» **What this task involves**
Say how many lines contain the word "value". Only the number should be given.
#### Extracted data ####
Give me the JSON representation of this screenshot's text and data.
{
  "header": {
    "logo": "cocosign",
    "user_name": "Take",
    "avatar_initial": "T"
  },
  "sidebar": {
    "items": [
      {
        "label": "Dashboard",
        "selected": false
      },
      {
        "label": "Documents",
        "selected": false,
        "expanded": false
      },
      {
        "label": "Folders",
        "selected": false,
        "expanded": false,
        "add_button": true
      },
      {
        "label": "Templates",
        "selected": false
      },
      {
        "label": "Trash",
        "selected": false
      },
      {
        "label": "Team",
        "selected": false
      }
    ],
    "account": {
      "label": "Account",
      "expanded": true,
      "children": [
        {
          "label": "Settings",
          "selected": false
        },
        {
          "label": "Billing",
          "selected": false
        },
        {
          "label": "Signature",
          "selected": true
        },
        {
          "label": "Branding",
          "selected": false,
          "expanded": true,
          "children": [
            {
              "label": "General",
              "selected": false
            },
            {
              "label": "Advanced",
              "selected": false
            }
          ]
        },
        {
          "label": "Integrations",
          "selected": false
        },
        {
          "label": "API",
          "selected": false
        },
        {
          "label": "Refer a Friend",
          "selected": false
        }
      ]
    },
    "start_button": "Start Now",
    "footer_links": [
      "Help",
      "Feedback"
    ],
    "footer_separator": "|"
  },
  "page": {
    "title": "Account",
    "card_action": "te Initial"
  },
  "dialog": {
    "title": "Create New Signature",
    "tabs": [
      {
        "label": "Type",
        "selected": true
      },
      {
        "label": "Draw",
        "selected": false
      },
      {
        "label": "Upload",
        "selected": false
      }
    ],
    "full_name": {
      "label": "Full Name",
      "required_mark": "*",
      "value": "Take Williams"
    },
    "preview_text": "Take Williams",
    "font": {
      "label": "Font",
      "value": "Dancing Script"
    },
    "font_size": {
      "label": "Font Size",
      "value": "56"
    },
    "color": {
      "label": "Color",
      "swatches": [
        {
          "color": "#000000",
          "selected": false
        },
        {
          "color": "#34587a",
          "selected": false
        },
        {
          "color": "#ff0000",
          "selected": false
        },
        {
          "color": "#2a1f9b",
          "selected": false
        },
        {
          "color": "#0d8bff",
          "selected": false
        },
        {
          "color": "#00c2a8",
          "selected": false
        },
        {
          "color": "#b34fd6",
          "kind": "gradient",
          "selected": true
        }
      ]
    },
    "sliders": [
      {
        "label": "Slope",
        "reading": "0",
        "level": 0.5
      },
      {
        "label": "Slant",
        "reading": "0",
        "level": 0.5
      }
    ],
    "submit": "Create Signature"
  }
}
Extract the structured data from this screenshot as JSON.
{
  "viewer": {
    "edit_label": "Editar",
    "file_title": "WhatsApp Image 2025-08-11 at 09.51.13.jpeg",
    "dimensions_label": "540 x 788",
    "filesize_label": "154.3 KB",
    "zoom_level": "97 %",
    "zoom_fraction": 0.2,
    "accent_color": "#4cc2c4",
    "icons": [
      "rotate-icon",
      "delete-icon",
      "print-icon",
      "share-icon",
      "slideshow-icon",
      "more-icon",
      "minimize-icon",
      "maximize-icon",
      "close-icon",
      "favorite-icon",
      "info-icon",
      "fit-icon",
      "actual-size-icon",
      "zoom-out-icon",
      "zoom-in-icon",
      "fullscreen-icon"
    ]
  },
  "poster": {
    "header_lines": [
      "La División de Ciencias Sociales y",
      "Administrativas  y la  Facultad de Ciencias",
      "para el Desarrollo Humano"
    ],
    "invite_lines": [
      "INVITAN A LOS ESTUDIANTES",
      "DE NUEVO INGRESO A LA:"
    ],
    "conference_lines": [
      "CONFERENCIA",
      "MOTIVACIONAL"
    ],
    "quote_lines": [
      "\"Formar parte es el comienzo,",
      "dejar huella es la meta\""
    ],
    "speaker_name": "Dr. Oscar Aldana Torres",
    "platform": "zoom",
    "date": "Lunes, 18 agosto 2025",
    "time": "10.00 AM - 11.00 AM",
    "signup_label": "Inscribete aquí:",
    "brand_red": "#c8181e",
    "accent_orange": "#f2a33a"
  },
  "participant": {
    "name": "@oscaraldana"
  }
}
####
» **Solution to this problem**
3